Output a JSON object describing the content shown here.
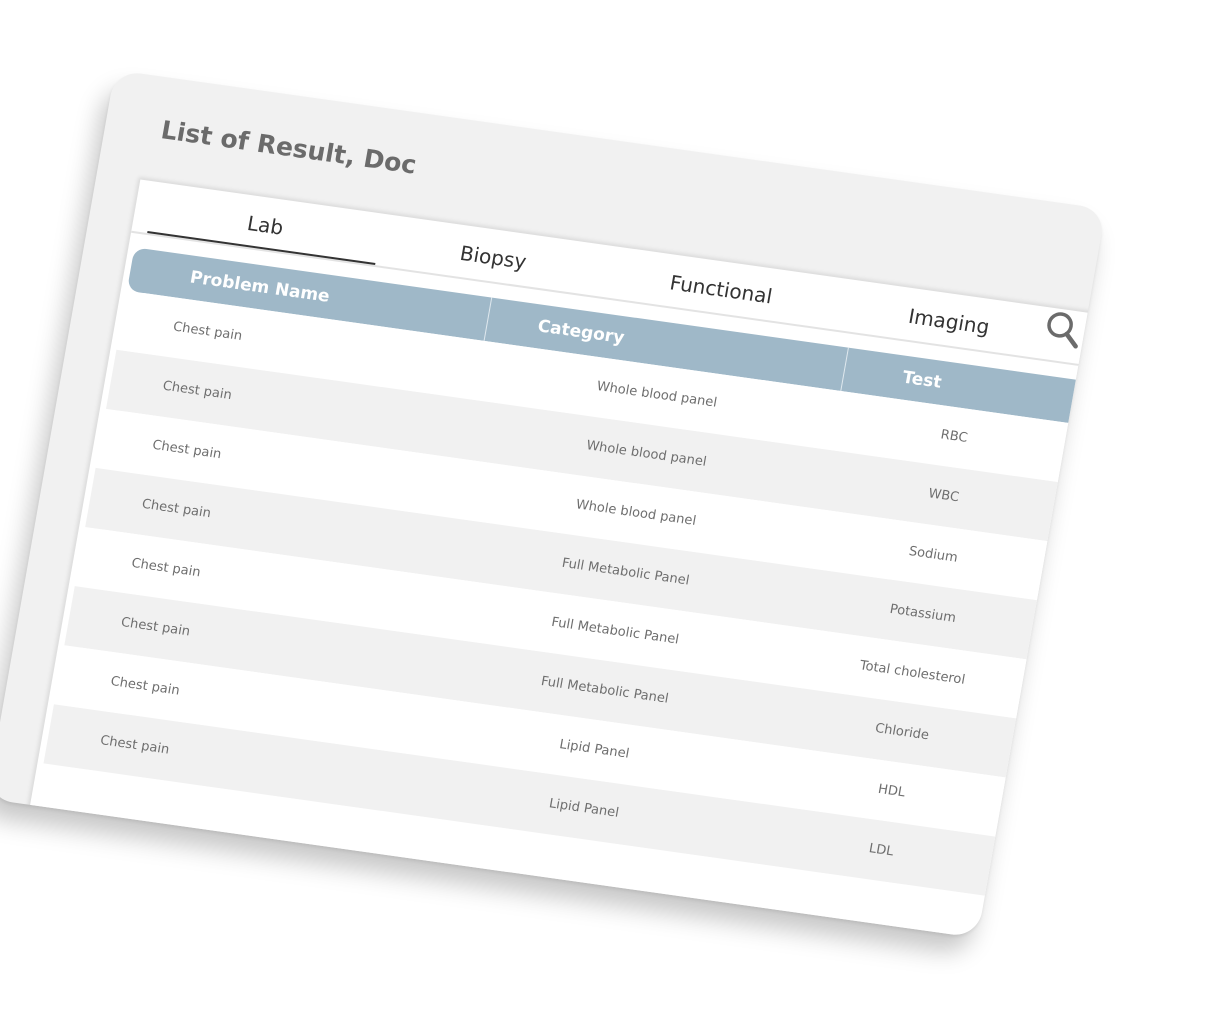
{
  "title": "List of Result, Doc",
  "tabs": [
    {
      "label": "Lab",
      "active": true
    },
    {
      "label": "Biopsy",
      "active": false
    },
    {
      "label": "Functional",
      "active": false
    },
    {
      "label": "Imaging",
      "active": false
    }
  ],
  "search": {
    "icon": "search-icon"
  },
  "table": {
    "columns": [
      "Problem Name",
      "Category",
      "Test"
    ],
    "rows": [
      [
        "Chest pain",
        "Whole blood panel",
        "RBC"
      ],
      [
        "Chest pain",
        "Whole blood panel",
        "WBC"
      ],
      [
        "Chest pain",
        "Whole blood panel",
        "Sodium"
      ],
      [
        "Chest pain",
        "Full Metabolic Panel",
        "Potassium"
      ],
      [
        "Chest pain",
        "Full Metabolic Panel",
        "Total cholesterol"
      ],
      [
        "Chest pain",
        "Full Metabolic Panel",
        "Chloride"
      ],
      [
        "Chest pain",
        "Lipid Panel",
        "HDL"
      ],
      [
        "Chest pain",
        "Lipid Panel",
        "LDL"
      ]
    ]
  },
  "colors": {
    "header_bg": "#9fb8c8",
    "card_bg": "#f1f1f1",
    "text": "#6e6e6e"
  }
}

-*-

Exercise requirements: Give all the entries again exactly, dropping each picture.

Written response:
Output a JSON object describing the content shown here.
{
  "title": "List of Result, Doc",
  "tabs": [
    {
      "label": "Lab",
      "active": true
    },
    {
      "label": "Biopsy",
      "active": false
    },
    {
      "label": "Functional",
      "active": false
    },
    {
      "label": "Imaging",
      "active": false
    }
  ],
  "search": {
    "icon": "search-icon"
  },
  "table": {
    "columns": [
      "Problem Name",
      "Category",
      "Test"
    ],
    "rows": [
      [
        "Chest pain",
        "Whole blood panel",
        "RBC"
      ],
      [
        "Chest pain",
        "Whole blood panel",
        "WBC"
      ],
      [
        "Chest pain",
        "Whole blood panel",
        "Sodium"
      ],
      [
        "Chest pain",
        "Full Metabolic Panel",
        "Potassium"
      ],
      [
        "Chest pain",
        "Full Metabolic Panel",
        "Total cholesterol"
      ],
      [
        "Chest pain",
        "Full Metabolic Panel",
        "Chloride"
      ],
      [
        "Chest pain",
        "Lipid Panel",
        "HDL"
      ],
      [
        "Chest pain",
        "Lipid Panel",
        "LDL"
      ]
    ]
  },
  "colors": {
    "header_bg": "#9fb8c8",
    "card_bg": "#f1f1f1",
    "text": "#6e6e6e"
  }
}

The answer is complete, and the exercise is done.